### [Job]
Pull out every line in the data that has the string "this" in it.
(begin)
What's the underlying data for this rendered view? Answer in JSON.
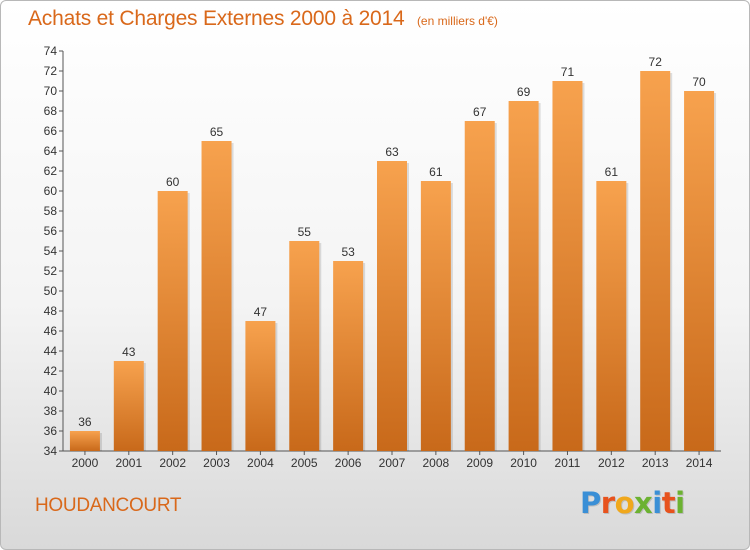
{
  "chart_data": {
    "type": "bar",
    "title": "Achats et Charges Externes 2000 à 2014",
    "unit": "(en milliers d'€)",
    "xlabel": "",
    "ylabel": "",
    "categories": [
      "2000",
      "2001",
      "2002",
      "2003",
      "2004",
      "2005",
      "2006",
      "2007",
      "2008",
      "2009",
      "2010",
      "2011",
      "2012",
      "2013",
      "2014"
    ],
    "values": [
      36,
      43,
      60,
      65,
      47,
      55,
      53,
      63,
      61,
      67,
      69,
      71,
      61,
      72,
      70
    ],
    "ylim": [
      34,
      74
    ],
    "ytick_step": 2,
    "grid": false,
    "bar_color_top": "#f7a24e",
    "bar_color_bottom": "#c8691a"
  },
  "town_name": "HOUDANCOURT",
  "logo": {
    "text": "Proxiti",
    "colors": [
      "#3a8fd6",
      "#e7521d",
      "#f0a81c",
      "#6cb231",
      "#3a8fd6",
      "#e7521d",
      "#6cb231"
    ]
  }
}
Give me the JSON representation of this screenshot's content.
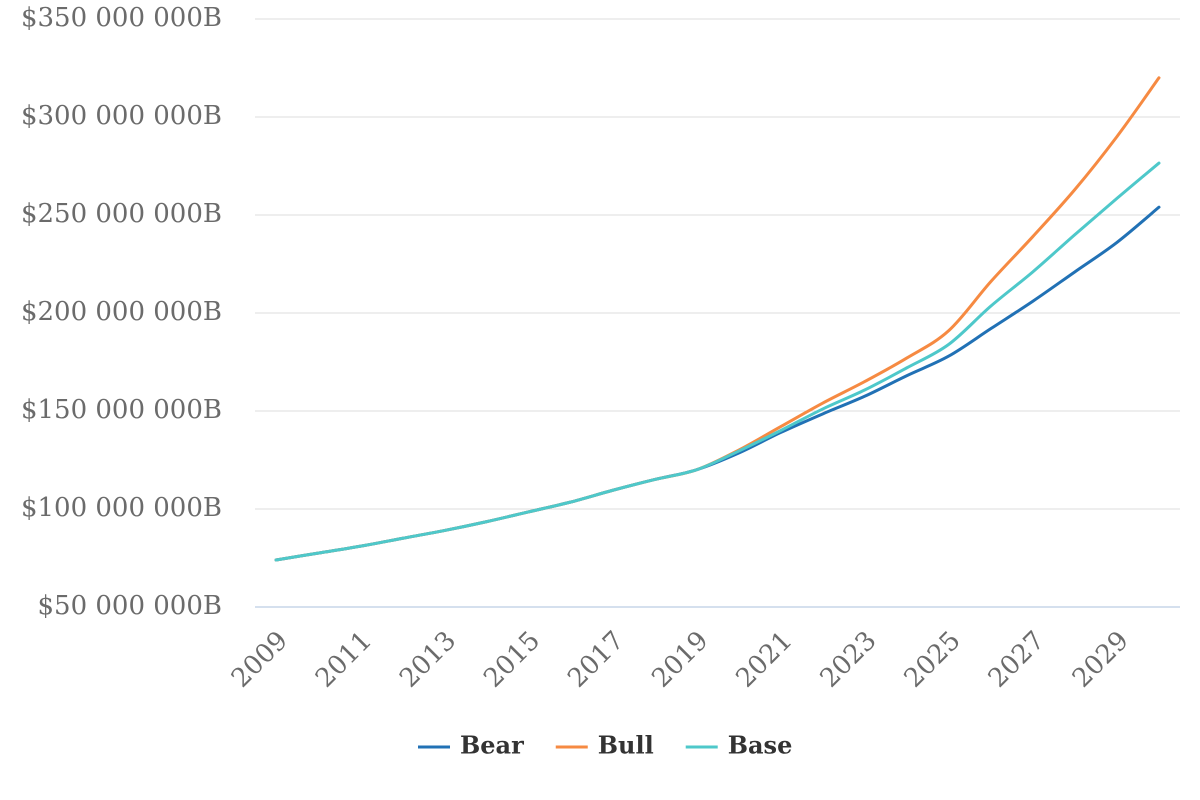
{
  "chart_data": {
    "type": "line",
    "x": [
      2009,
      2010,
      2011,
      2012,
      2013,
      2014,
      2015,
      2016,
      2017,
      2018,
      2019,
      2020,
      2021,
      2022,
      2023,
      2024,
      2025,
      2026,
      2027,
      2028,
      2029,
      2030
    ],
    "series": [
      {
        "name": "Bear",
        "color": "#2171b5",
        "values": [
          74000000,
          77500000,
          81000000,
          85000000,
          89000000,
          93500000,
          98500000,
          103500000,
          109500000,
          115000000,
          120000000,
          128500000,
          139000000,
          148500000,
          157500000,
          168000000,
          178000000,
          192000000,
          206000000,
          221000000,
          236000000,
          254000000
        ]
      },
      {
        "name": "Bull",
        "color": "#f68a42",
        "values": [
          74000000,
          77500000,
          81000000,
          85000000,
          89000000,
          93500000,
          98500000,
          103500000,
          109500000,
          115000000,
          120000000,
          130000000,
          142000000,
          154000000,
          165000000,
          177000000,
          191000000,
          216000000,
          239000000,
          263000000,
          290000000,
          320000000
        ]
      },
      {
        "name": "Base",
        "color": "#4ec8ca",
        "values": [
          74000000,
          77500000,
          81000000,
          85000000,
          89000000,
          93500000,
          98500000,
          103500000,
          109500000,
          115000000,
          120000000,
          129500000,
          140000000,
          151000000,
          160700000,
          172000000,
          184000000,
          203500000,
          221000000,
          240000000,
          258500000,
          276500000
        ]
      }
    ],
    "xlim": [
      2008.5,
      2030.5
    ],
    "xticks": [
      2009,
      2011,
      2013,
      2015,
      2017,
      2019,
      2021,
      2023,
      2025,
      2027,
      2029
    ],
    "ylim": [
      50000000,
      350000000
    ],
    "yticks": [
      {
        "value": 50000000,
        "label": "$50 000 000B"
      },
      {
        "value": 100000000,
        "label": "$100 000 000B"
      },
      {
        "value": 150000000,
        "label": "$150 000 000B"
      },
      {
        "value": 200000000,
        "label": "$200 000 000B"
      },
      {
        "value": 250000000,
        "label": "$250 000 000B"
      },
      {
        "value": 300000000,
        "label": "$300 000 000B"
      },
      {
        "value": 350000000,
        "label": "$350 000 000B"
      }
    ],
    "grid": true
  }
}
(end)
### [Worked solution]
What's the underlying data for this rendered view? Answer in JSON.
Give me the JSON representation of this screenshot's content.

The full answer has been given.